▸ Records shown
'''
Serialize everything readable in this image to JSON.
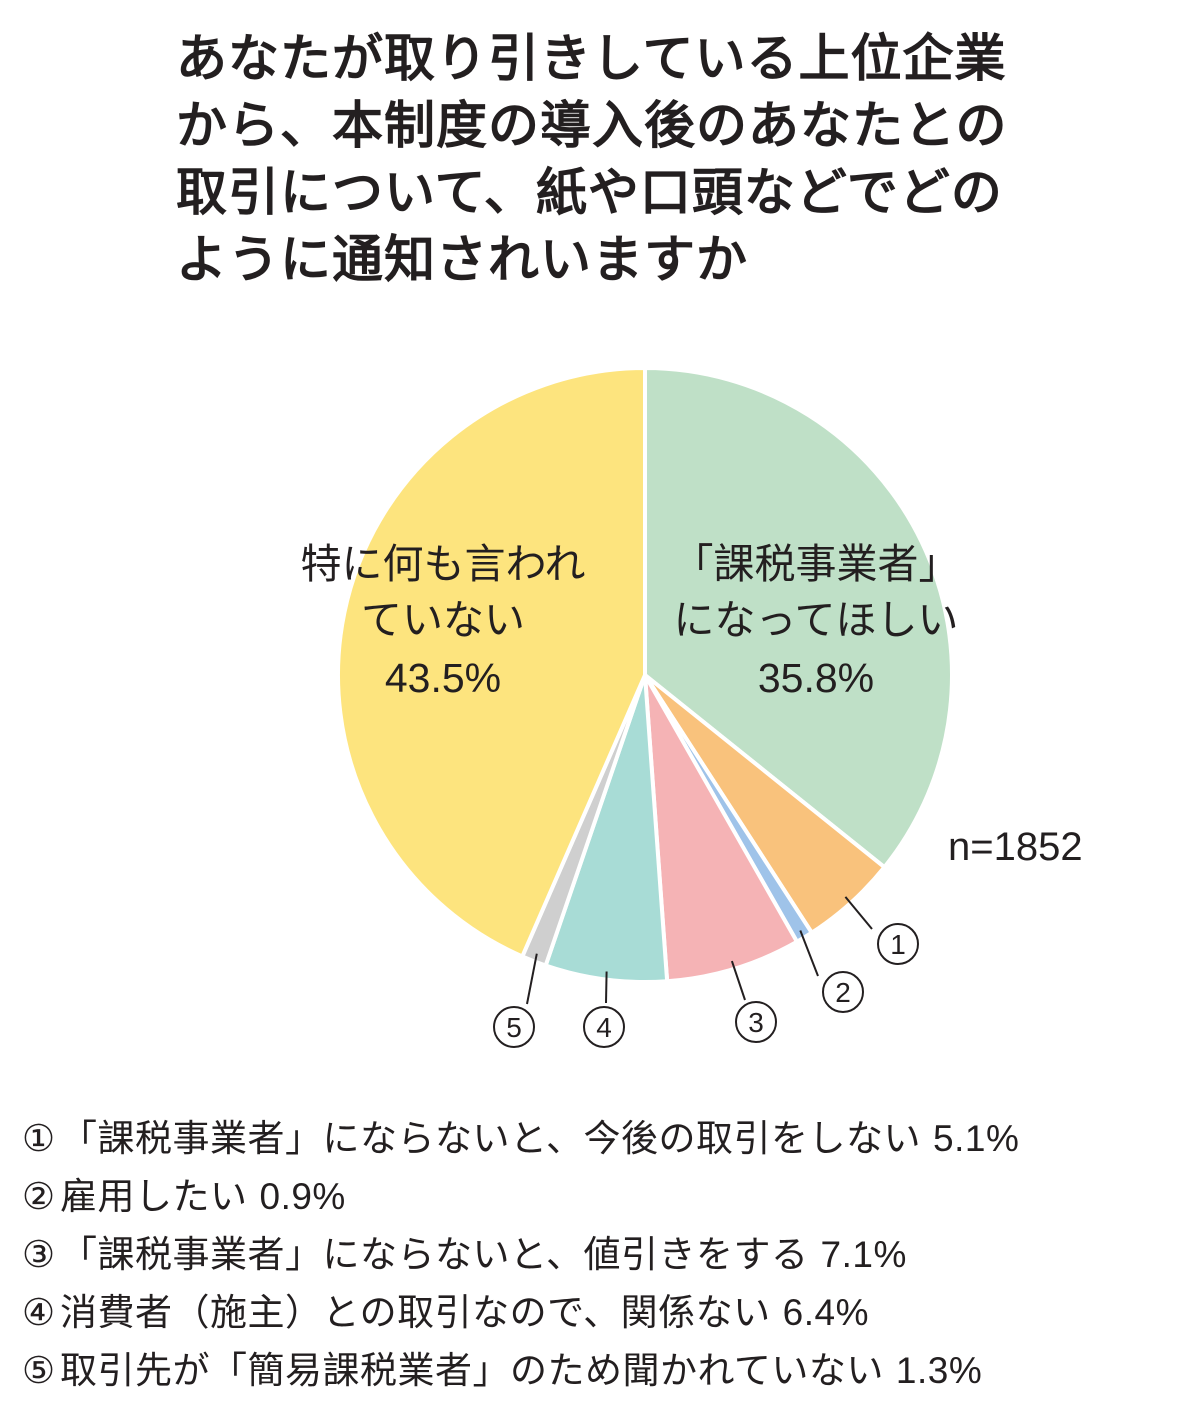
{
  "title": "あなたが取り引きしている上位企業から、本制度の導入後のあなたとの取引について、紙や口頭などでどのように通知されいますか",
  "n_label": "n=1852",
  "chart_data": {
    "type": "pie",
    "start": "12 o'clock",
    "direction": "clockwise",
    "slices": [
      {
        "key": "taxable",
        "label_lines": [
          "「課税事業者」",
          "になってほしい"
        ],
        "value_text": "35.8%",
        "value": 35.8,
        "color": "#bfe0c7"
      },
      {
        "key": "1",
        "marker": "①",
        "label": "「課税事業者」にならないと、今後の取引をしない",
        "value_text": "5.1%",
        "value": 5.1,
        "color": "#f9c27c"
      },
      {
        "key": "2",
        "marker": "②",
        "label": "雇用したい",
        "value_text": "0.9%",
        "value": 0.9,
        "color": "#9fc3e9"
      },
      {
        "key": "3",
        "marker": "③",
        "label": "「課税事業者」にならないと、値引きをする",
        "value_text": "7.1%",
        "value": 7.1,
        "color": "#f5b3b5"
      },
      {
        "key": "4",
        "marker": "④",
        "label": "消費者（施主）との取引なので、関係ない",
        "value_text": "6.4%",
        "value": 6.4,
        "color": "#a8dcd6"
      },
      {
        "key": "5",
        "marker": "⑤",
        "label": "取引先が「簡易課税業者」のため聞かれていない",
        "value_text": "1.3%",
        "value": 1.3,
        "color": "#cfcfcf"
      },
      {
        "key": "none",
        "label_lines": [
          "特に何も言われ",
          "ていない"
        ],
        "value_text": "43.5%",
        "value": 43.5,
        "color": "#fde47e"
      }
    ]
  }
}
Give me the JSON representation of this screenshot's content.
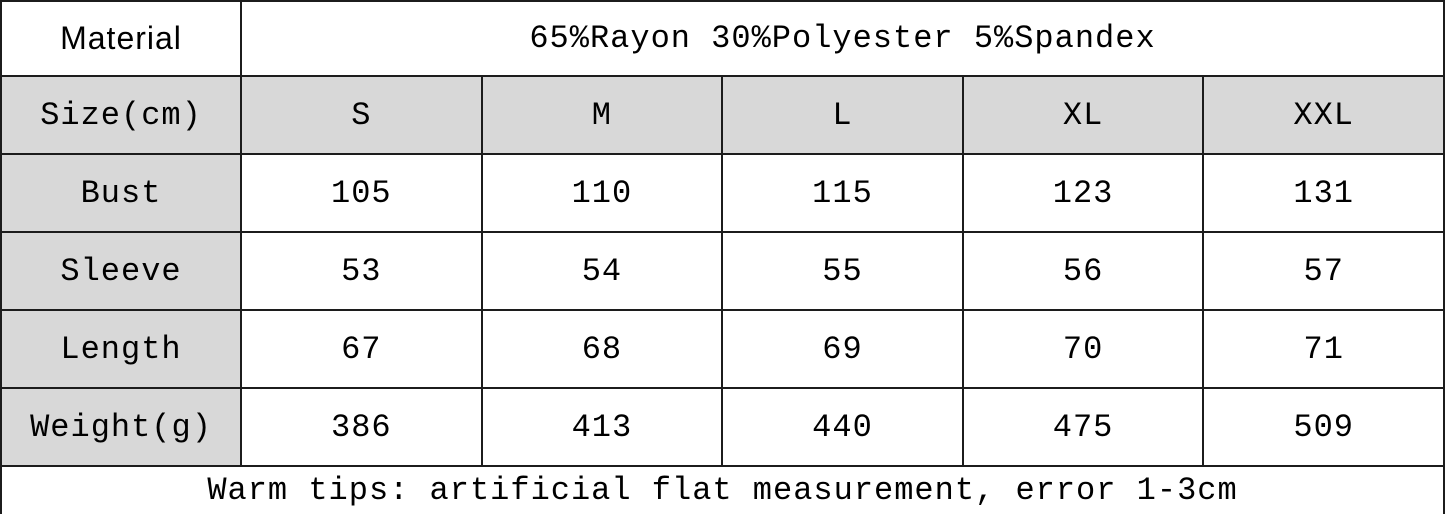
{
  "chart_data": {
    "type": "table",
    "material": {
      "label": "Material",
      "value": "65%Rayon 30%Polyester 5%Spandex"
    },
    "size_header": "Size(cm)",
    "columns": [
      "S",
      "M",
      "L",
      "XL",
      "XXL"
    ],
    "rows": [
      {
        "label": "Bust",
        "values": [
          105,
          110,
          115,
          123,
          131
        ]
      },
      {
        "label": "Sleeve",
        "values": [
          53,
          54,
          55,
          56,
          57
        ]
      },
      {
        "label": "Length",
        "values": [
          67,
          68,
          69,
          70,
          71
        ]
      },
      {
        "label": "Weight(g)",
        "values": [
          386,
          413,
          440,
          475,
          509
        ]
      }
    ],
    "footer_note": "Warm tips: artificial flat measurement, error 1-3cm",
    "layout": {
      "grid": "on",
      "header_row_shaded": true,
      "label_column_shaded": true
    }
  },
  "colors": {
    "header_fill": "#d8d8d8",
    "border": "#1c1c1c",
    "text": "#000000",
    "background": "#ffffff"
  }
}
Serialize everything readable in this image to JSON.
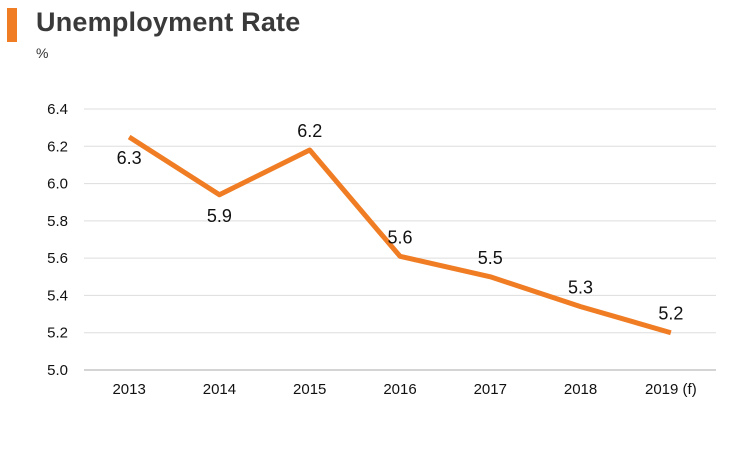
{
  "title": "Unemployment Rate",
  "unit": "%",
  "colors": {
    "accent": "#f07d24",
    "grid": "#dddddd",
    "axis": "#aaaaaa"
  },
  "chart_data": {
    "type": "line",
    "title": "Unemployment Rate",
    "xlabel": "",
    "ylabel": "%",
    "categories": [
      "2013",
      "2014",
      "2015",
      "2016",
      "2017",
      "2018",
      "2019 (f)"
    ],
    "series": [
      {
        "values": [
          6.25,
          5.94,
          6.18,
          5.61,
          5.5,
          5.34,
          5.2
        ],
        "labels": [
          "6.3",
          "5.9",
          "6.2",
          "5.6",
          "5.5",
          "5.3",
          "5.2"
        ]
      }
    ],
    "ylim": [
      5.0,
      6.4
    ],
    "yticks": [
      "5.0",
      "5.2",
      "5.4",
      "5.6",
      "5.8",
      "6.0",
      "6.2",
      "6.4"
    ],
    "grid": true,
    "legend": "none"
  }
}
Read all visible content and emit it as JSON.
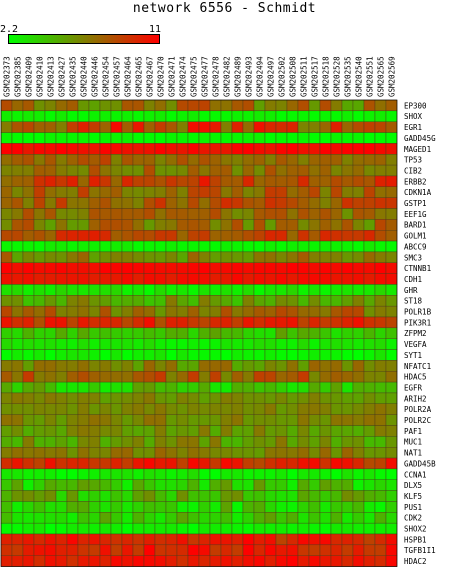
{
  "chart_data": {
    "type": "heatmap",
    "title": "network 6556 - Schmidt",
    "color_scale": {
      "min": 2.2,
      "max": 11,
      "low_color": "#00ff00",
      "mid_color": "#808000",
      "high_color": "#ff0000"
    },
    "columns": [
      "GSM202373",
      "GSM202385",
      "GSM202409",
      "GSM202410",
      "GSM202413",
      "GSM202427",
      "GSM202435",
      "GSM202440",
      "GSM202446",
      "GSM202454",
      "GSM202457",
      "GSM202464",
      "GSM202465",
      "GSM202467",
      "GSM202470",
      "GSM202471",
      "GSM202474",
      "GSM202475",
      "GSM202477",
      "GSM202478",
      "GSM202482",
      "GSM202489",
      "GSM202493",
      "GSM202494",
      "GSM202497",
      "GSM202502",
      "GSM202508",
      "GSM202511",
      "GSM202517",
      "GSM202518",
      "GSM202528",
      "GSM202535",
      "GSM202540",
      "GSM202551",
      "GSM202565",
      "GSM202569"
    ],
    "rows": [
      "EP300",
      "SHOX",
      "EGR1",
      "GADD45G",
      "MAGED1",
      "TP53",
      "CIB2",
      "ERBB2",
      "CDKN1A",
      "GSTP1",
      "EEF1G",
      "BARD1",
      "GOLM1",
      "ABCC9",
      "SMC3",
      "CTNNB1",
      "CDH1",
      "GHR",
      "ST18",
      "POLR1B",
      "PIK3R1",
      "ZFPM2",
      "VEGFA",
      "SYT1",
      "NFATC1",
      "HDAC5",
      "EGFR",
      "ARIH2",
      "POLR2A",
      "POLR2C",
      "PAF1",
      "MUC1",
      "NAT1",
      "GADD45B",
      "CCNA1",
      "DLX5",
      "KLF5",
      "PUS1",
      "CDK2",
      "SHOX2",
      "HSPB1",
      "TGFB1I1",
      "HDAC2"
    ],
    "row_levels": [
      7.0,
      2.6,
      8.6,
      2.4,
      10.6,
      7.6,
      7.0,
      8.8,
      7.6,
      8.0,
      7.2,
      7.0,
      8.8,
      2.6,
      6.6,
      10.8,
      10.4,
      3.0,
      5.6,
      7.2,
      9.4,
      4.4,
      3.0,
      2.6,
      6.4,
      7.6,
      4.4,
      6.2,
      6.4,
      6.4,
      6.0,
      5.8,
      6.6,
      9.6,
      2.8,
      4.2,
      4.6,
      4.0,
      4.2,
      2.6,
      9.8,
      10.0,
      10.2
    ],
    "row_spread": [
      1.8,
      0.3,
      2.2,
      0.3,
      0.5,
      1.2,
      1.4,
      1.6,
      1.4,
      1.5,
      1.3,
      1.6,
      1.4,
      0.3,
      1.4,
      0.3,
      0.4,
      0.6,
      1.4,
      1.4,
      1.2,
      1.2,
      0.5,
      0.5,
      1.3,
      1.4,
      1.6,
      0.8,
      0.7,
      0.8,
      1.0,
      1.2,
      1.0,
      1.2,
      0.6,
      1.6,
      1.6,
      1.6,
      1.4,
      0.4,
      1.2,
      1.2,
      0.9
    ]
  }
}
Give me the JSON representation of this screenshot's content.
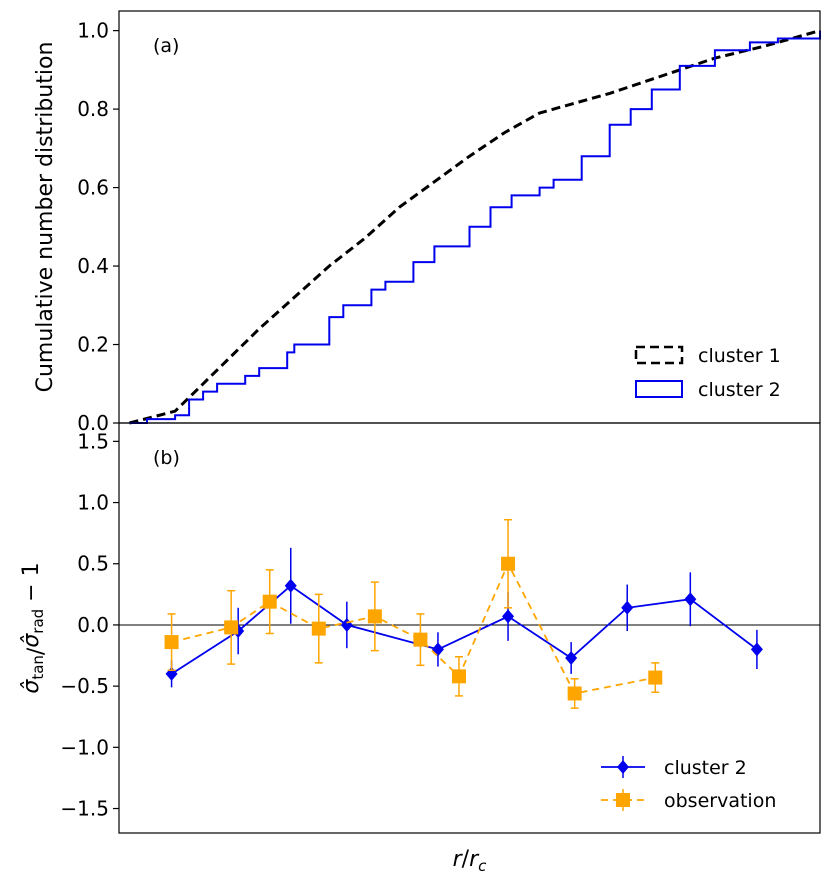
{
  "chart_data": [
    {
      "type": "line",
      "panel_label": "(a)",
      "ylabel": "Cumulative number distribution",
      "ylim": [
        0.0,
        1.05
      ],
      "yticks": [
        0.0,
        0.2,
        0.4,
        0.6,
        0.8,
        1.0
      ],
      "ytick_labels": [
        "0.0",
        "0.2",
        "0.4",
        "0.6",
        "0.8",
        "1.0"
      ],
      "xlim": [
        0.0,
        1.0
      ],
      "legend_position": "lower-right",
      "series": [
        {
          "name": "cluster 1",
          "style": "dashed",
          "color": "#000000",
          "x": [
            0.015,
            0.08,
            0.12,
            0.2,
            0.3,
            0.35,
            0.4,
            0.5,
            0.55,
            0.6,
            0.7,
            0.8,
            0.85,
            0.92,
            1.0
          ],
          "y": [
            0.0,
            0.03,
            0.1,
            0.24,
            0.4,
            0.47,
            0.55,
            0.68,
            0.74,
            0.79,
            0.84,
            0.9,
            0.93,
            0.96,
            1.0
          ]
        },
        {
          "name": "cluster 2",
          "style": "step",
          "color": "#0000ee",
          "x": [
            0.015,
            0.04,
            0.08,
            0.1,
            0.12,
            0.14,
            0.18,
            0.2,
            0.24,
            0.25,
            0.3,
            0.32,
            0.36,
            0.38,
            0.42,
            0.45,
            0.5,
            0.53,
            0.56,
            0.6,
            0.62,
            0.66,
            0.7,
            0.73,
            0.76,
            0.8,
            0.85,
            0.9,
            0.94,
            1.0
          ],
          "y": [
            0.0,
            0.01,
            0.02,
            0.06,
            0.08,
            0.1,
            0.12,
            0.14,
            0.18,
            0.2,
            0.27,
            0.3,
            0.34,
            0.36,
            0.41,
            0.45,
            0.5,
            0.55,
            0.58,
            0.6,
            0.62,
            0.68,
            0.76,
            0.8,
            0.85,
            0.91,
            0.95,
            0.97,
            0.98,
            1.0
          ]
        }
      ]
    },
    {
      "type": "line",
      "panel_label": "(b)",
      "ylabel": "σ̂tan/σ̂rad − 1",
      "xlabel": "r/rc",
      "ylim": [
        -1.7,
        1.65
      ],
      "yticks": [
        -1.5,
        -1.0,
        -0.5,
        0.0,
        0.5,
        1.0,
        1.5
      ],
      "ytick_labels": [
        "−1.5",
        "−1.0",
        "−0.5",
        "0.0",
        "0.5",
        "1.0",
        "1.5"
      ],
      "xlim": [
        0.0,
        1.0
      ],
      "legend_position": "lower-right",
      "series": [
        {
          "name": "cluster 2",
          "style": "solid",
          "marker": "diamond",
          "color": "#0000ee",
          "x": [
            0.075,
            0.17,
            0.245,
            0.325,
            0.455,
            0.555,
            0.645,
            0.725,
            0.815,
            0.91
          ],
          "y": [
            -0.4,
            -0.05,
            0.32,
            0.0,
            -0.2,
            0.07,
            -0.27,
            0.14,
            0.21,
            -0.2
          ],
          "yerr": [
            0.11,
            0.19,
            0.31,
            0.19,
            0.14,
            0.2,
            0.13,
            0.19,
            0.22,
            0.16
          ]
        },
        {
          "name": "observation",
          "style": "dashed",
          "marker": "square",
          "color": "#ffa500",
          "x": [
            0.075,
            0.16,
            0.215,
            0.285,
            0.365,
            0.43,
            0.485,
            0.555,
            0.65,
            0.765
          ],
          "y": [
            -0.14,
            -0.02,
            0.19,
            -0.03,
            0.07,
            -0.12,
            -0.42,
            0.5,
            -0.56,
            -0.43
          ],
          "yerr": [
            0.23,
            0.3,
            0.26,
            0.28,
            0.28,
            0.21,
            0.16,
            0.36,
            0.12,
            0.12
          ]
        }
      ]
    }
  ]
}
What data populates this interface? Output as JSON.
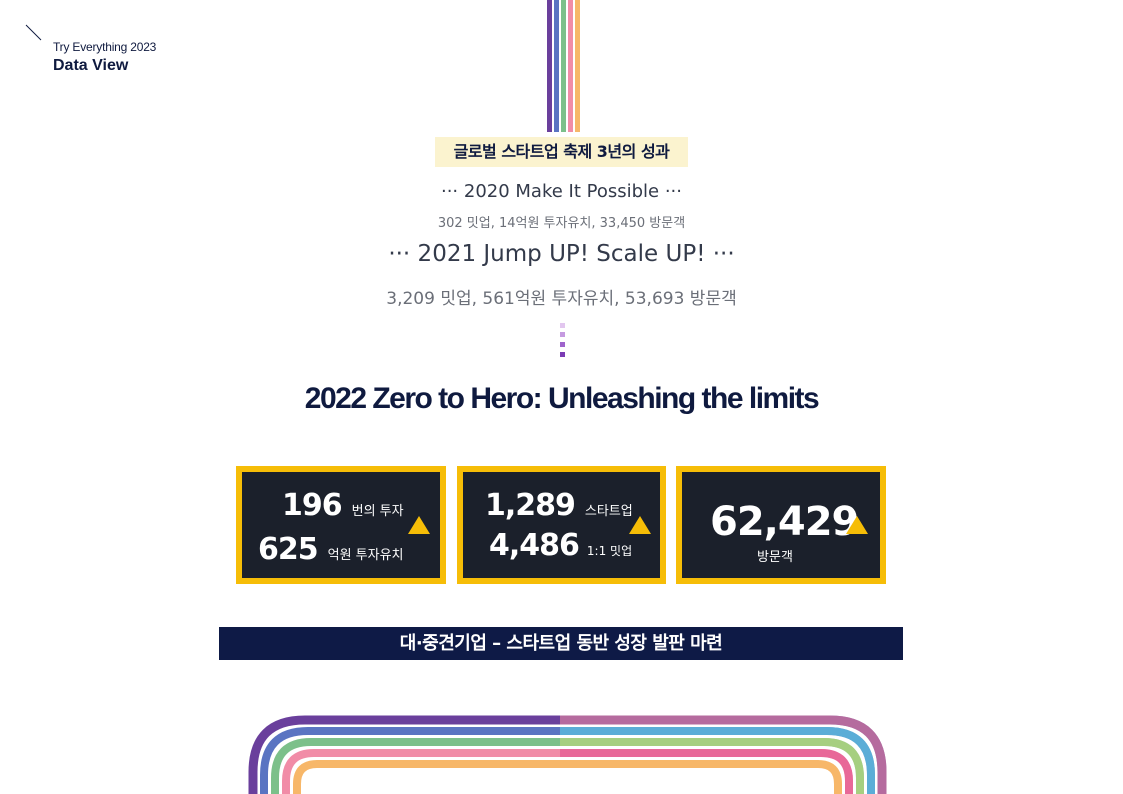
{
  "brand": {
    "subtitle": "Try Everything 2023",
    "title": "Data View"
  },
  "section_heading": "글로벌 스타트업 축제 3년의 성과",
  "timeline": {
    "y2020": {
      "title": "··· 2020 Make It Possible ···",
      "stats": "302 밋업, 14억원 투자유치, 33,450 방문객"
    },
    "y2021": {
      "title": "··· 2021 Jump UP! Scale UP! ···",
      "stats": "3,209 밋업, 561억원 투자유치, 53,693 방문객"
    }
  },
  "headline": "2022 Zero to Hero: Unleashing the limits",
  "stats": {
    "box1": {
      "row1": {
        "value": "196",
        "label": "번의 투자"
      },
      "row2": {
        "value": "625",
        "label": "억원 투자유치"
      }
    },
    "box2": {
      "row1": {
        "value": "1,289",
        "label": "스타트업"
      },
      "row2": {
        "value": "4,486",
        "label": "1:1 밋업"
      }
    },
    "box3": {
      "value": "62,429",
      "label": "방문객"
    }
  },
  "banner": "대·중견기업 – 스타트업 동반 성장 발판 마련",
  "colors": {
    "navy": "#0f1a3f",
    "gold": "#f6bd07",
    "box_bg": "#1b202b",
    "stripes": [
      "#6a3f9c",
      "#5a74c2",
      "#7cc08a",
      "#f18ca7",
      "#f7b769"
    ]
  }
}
'''
▸ Given request
Within the material above, find the lines that contain the word "ylabel"; copy them.

▸ The answer
    "ylabel": "%",
      "ylabel": "Cumulative number distribution",
      "ylabel": "σ̂tan/σ̂rad − 1",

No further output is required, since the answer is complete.